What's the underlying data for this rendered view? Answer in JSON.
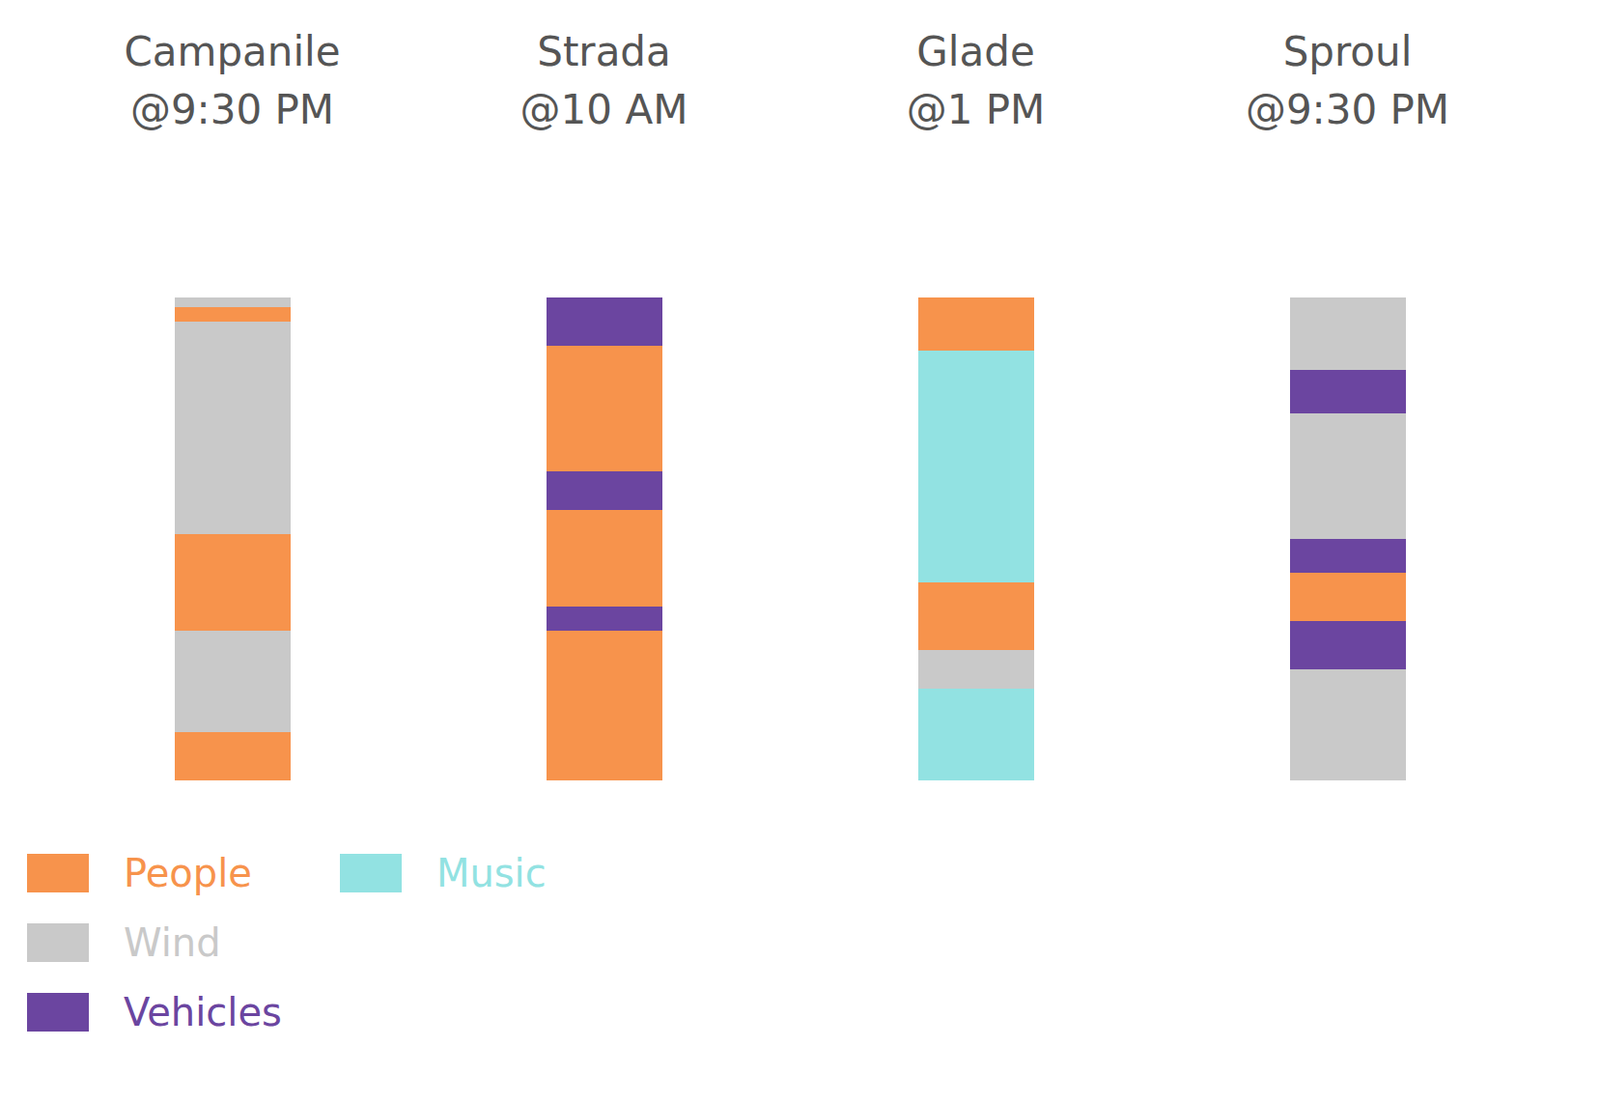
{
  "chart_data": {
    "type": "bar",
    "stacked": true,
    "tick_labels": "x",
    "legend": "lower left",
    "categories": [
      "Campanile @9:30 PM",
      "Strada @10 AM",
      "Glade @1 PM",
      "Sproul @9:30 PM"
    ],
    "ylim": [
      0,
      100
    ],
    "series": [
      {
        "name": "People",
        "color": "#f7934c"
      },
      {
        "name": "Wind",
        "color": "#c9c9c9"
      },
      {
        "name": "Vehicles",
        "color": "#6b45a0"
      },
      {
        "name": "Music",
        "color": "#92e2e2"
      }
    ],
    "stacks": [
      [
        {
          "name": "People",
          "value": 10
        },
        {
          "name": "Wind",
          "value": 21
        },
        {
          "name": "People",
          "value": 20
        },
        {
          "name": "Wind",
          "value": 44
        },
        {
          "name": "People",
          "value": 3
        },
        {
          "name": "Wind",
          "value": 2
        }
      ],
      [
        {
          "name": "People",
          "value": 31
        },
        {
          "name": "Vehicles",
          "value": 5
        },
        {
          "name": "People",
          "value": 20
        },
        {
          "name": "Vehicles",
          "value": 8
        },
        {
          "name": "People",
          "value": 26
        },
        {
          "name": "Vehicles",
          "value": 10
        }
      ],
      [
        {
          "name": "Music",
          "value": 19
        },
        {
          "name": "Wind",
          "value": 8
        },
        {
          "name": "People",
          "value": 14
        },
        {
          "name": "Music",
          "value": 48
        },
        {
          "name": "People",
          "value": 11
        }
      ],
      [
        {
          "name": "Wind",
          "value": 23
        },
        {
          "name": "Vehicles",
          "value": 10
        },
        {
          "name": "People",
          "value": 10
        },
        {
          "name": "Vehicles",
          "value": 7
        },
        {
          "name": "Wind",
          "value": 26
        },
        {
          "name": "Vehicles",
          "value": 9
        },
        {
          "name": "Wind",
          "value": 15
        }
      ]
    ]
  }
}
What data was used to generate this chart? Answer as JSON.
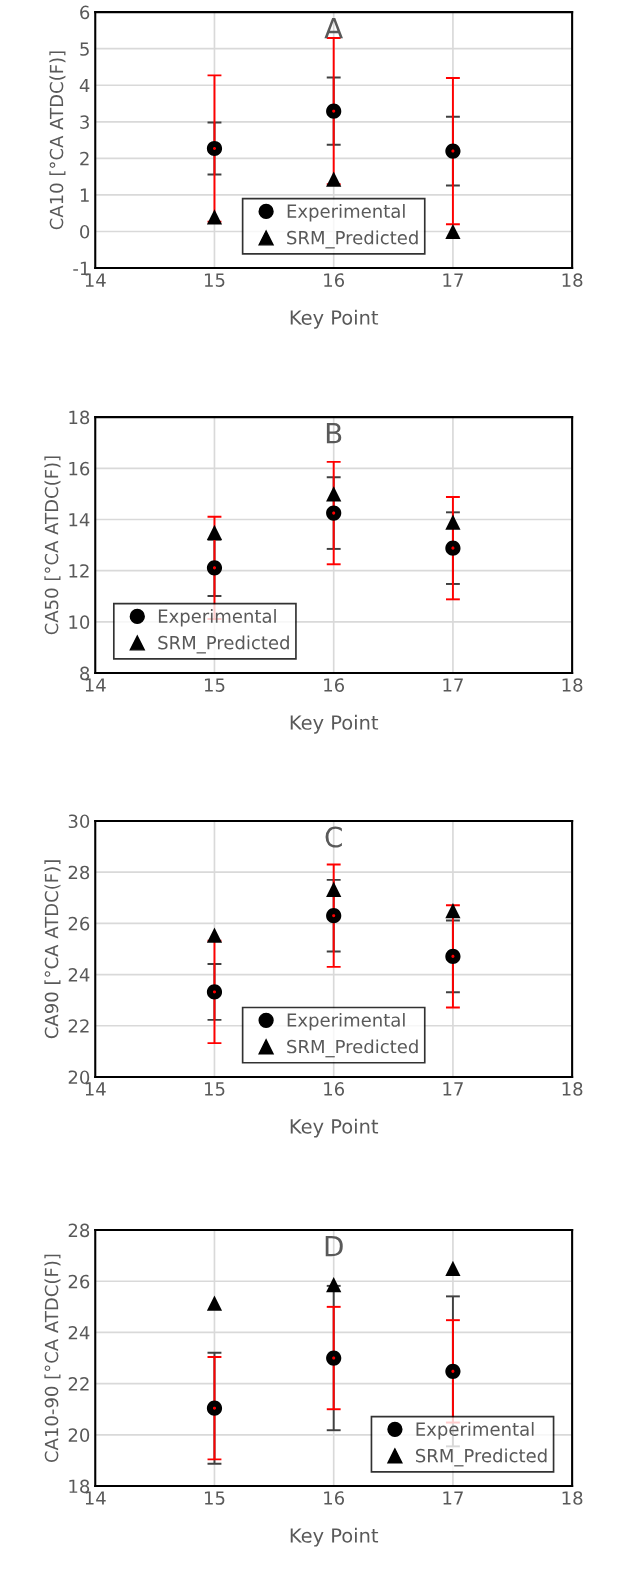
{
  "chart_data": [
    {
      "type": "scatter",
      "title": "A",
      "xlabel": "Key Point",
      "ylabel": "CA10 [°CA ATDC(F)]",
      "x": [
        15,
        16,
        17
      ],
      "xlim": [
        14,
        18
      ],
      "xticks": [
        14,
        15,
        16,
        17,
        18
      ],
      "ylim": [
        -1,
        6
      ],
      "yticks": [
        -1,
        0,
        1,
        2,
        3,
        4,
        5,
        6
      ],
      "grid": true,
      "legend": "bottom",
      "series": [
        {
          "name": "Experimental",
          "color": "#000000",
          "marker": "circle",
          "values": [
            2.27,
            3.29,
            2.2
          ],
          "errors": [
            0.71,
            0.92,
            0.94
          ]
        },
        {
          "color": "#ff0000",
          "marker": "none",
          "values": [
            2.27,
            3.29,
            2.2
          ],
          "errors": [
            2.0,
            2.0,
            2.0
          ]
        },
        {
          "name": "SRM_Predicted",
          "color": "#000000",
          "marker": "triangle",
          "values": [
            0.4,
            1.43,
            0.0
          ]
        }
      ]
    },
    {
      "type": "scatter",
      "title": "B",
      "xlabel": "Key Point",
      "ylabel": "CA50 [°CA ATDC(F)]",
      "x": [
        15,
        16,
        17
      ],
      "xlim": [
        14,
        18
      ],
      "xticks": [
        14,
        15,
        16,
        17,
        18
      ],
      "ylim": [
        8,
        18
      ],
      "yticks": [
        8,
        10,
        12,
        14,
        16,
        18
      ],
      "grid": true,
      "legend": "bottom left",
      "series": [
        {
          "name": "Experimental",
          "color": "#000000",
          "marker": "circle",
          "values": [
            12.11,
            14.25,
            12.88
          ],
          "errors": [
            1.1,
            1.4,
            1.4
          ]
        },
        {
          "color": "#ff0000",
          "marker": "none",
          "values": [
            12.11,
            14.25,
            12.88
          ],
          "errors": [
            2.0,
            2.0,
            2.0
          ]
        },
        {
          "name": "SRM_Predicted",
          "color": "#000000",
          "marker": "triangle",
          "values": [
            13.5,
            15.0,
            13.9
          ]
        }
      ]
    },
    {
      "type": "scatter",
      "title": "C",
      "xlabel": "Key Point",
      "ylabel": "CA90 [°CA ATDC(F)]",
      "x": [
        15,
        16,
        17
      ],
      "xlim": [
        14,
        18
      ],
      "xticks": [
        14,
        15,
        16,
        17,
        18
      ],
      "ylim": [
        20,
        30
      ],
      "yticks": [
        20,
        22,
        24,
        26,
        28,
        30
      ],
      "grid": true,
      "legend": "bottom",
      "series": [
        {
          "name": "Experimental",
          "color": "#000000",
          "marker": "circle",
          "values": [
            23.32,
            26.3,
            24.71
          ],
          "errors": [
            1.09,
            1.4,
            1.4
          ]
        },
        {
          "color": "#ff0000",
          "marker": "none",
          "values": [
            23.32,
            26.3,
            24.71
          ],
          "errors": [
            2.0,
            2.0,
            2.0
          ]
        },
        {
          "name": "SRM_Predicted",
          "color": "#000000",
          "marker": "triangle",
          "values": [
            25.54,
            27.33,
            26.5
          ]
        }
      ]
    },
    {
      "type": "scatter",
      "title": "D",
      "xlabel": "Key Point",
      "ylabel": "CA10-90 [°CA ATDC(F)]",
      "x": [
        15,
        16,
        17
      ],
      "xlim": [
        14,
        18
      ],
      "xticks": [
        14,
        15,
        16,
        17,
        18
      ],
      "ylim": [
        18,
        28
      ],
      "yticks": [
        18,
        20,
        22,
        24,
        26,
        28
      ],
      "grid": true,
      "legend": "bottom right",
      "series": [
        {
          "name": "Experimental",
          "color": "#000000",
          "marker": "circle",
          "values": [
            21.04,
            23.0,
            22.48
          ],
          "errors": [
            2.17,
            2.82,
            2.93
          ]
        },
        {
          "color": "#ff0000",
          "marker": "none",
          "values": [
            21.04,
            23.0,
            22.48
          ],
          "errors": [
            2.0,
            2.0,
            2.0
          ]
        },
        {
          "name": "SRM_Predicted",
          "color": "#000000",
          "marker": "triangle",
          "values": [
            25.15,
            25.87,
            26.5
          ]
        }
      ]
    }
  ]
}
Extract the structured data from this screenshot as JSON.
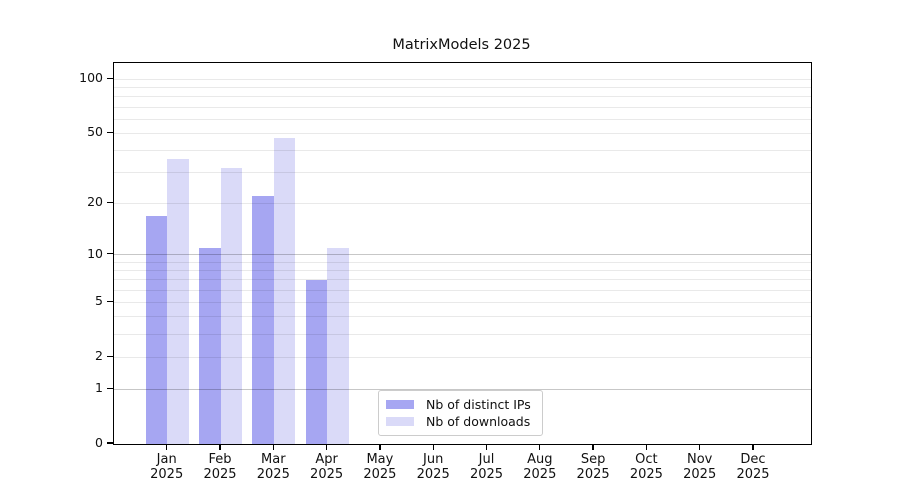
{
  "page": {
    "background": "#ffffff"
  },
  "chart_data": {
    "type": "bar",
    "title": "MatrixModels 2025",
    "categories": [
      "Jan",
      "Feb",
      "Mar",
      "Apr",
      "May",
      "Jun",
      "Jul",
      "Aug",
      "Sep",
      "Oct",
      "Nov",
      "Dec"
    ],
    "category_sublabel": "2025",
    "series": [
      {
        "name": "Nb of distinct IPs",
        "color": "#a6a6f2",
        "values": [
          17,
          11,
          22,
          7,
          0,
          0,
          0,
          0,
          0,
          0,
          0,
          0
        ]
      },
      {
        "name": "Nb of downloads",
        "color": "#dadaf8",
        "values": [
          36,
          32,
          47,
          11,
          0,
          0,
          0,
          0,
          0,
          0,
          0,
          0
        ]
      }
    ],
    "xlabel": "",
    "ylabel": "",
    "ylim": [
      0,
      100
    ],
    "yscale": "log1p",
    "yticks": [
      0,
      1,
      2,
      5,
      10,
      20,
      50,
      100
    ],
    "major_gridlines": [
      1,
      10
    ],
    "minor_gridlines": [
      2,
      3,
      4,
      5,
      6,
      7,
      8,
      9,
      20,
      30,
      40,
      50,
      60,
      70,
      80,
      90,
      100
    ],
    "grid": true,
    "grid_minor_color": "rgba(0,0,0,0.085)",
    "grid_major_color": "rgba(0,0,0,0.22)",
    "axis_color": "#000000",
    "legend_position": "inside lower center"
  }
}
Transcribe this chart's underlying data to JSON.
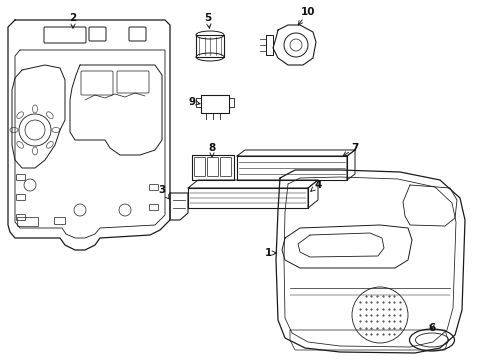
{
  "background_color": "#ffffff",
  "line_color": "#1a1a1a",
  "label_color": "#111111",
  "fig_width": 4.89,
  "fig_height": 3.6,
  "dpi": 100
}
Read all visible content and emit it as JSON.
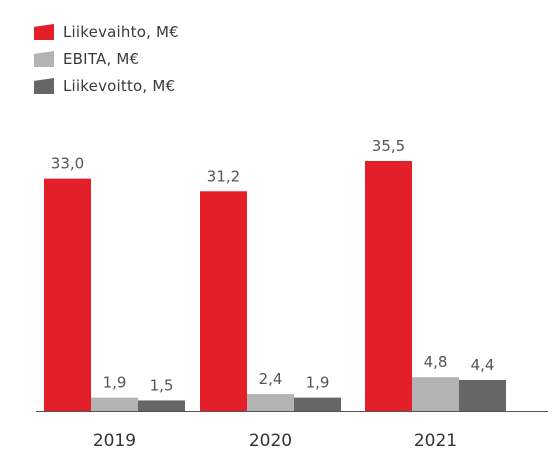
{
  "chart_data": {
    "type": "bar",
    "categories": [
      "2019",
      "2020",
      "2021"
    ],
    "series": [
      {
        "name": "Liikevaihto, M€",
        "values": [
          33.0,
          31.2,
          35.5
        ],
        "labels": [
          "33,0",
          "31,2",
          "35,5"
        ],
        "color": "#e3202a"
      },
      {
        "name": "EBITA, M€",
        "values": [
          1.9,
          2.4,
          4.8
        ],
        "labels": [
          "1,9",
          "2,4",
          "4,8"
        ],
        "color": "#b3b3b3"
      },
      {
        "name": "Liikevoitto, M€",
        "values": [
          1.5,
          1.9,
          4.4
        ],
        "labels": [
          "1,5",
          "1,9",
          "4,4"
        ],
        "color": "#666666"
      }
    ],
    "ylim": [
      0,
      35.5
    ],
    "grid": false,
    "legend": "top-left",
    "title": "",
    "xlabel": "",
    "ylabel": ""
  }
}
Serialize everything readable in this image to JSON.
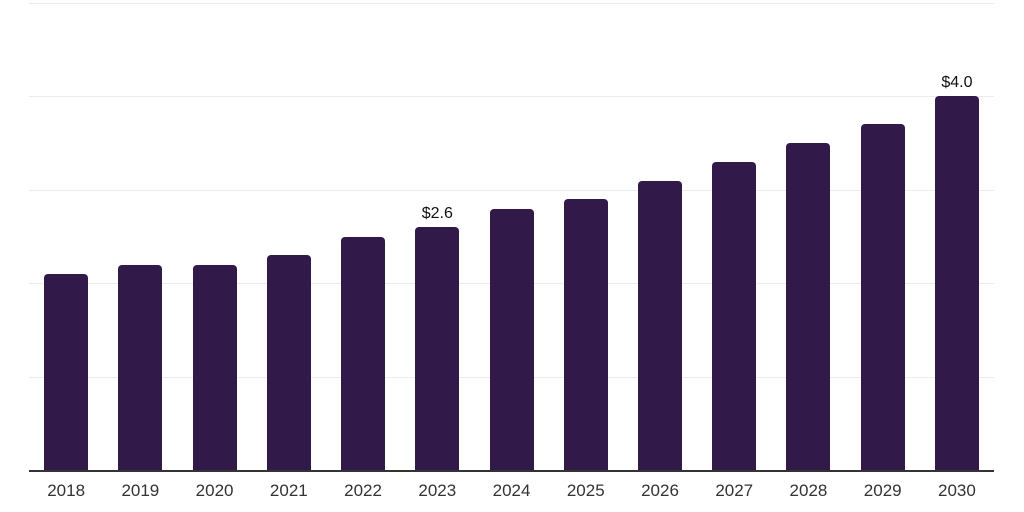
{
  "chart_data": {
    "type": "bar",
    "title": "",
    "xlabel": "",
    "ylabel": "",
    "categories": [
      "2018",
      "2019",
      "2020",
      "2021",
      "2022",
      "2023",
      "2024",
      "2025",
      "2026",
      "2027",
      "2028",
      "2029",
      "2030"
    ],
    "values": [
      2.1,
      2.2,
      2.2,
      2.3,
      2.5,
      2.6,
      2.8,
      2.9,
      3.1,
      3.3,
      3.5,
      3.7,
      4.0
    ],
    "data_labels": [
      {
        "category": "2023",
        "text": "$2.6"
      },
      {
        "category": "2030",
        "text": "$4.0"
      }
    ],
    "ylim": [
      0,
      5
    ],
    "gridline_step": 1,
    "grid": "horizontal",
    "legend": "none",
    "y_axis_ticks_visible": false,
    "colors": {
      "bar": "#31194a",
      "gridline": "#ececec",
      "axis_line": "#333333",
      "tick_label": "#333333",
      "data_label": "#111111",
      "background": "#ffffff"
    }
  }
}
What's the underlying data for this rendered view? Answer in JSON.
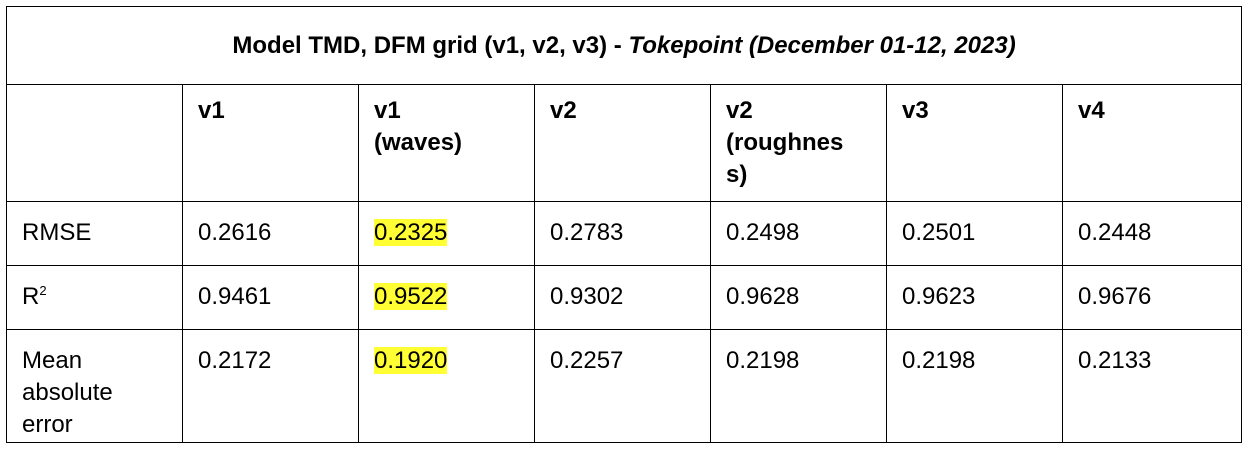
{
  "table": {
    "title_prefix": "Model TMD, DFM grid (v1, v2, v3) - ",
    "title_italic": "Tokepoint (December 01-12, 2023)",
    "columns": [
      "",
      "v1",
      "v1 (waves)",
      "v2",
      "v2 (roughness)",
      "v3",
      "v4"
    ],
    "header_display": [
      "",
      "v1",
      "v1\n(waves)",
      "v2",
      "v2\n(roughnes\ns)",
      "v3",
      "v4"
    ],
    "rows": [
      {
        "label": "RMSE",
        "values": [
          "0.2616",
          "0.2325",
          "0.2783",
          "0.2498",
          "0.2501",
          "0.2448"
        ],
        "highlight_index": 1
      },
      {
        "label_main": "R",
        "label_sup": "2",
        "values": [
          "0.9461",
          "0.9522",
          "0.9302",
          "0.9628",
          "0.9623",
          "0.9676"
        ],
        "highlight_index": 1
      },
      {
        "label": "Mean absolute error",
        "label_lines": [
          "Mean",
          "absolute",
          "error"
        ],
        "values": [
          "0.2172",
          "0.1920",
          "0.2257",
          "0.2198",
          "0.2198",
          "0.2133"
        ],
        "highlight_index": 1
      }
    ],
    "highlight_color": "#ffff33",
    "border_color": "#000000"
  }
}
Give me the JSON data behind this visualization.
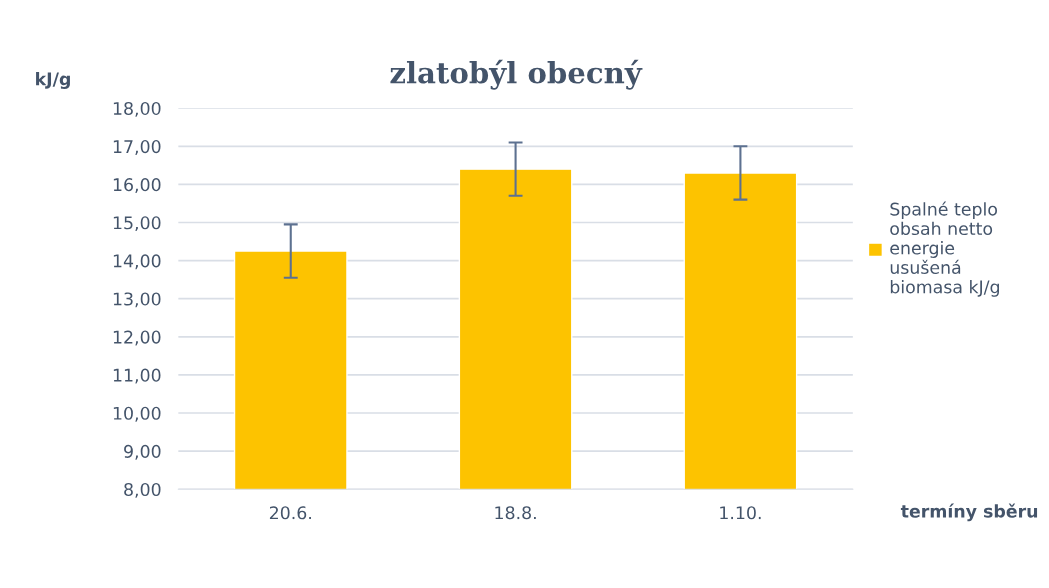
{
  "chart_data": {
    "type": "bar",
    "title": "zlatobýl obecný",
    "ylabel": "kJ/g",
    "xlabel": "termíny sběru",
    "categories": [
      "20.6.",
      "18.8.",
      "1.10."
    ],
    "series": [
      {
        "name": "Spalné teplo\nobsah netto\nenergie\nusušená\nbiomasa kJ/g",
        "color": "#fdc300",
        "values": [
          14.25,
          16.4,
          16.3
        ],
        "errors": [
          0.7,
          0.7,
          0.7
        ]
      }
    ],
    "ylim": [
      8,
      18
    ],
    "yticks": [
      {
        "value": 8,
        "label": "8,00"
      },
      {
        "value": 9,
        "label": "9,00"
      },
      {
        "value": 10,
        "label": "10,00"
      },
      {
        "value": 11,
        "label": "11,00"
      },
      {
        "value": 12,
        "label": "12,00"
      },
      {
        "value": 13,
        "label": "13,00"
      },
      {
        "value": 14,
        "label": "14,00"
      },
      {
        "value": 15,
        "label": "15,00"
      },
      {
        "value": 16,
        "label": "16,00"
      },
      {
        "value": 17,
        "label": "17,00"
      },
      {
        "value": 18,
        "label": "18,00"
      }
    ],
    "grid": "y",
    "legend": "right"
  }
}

* [Work to complete]: In the entries above, identify every line with the string "false".

* [Full answer]:
    "grid": false,
    "y_axis_ticks_visible": false,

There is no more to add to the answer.